What you will do: Read the lines below. Copy out any that hold the string "content".
--- Begin Task material ---
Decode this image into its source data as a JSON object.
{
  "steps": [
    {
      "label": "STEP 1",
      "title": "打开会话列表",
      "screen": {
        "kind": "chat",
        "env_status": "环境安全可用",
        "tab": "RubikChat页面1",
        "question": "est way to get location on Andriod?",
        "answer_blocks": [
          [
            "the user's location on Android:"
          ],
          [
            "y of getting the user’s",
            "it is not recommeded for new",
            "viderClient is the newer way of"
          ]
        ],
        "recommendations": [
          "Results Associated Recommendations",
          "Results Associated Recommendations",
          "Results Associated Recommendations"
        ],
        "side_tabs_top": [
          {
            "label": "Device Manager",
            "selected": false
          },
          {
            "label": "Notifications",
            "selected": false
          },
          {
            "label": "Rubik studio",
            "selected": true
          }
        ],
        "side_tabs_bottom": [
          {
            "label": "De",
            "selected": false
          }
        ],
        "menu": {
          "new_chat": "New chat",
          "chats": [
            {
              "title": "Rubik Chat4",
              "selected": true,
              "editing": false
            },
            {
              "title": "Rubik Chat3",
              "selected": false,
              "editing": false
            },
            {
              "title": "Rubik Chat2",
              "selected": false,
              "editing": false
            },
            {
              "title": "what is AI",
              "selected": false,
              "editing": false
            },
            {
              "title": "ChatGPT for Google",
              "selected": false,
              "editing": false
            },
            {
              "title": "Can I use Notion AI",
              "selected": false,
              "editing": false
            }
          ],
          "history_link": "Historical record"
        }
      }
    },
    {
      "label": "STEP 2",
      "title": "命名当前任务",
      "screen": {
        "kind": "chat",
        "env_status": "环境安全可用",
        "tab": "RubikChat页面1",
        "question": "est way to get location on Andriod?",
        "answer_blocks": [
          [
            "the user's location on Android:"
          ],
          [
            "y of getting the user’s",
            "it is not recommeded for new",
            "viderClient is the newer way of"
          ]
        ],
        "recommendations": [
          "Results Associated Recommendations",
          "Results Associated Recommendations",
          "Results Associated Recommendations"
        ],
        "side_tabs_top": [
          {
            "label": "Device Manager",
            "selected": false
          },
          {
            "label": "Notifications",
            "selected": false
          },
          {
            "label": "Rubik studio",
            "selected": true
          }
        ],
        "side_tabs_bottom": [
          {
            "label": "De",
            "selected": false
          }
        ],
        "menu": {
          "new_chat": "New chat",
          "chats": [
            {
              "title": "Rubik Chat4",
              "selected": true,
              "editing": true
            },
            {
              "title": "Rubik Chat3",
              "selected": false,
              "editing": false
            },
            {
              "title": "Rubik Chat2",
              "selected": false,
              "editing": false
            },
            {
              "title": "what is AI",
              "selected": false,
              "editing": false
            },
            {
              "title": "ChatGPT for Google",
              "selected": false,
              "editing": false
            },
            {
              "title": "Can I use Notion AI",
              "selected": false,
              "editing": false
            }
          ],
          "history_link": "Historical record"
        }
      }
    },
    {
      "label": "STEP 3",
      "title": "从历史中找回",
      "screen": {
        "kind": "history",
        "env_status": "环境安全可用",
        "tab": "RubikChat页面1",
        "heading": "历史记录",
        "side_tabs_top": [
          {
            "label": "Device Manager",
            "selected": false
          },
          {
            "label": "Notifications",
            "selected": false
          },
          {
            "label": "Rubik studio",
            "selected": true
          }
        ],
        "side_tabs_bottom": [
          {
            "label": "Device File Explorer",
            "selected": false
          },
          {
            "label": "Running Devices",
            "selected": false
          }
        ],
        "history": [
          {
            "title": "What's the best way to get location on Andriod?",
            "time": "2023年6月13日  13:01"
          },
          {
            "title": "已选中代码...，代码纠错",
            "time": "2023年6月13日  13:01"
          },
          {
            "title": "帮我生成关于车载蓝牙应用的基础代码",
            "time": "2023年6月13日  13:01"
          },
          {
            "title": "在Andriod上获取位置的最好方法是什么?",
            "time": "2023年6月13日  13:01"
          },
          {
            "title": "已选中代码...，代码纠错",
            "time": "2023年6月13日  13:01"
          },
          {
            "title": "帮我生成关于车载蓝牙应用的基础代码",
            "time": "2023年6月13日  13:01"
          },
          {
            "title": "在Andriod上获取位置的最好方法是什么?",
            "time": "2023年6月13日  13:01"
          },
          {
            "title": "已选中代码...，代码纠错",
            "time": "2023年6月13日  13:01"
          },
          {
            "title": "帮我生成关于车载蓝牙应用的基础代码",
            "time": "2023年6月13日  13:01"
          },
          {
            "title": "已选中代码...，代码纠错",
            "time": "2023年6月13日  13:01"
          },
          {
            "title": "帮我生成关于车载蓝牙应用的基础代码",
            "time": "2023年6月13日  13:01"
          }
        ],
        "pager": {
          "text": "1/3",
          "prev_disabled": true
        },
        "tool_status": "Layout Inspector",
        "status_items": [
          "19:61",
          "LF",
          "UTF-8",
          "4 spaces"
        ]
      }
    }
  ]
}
--- End Task material ---
--- Begin Task material ---
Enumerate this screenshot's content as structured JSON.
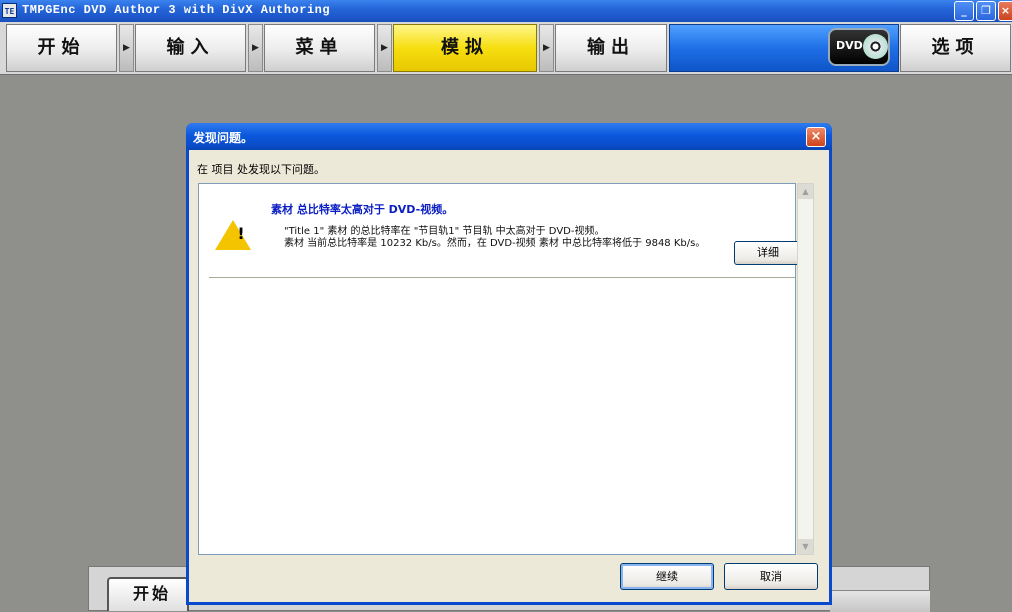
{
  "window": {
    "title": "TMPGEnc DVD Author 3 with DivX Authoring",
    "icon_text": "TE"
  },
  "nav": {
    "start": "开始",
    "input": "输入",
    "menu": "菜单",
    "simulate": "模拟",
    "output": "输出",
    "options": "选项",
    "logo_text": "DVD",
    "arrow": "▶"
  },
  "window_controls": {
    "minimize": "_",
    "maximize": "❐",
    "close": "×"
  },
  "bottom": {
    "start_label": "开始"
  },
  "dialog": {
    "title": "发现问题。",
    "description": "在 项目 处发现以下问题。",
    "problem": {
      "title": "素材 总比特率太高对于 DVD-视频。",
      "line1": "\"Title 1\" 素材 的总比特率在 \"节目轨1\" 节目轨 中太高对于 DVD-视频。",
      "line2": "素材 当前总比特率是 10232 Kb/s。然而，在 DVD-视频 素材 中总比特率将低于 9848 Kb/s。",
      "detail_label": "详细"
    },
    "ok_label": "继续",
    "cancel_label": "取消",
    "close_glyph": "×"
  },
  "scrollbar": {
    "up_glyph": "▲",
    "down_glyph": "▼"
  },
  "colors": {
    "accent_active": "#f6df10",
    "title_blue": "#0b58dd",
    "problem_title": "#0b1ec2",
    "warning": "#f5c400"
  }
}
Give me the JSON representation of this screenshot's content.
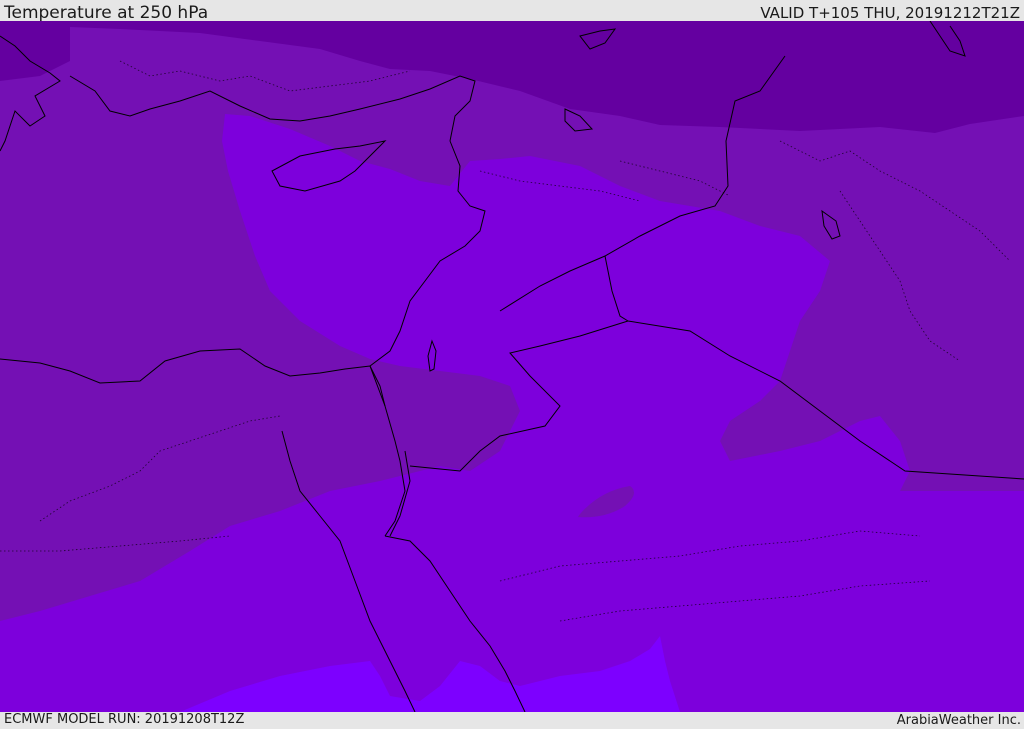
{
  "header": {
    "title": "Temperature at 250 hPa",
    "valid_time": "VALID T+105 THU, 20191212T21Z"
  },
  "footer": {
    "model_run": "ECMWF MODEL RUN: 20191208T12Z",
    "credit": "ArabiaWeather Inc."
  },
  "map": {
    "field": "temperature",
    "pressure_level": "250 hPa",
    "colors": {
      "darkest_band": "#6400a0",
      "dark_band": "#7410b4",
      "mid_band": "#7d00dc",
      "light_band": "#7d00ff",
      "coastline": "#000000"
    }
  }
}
--- End Task material ---
Output of the task:
Enumerate this screenshot's content as structured JSON.
Give me the JSON representation of this screenshot's content.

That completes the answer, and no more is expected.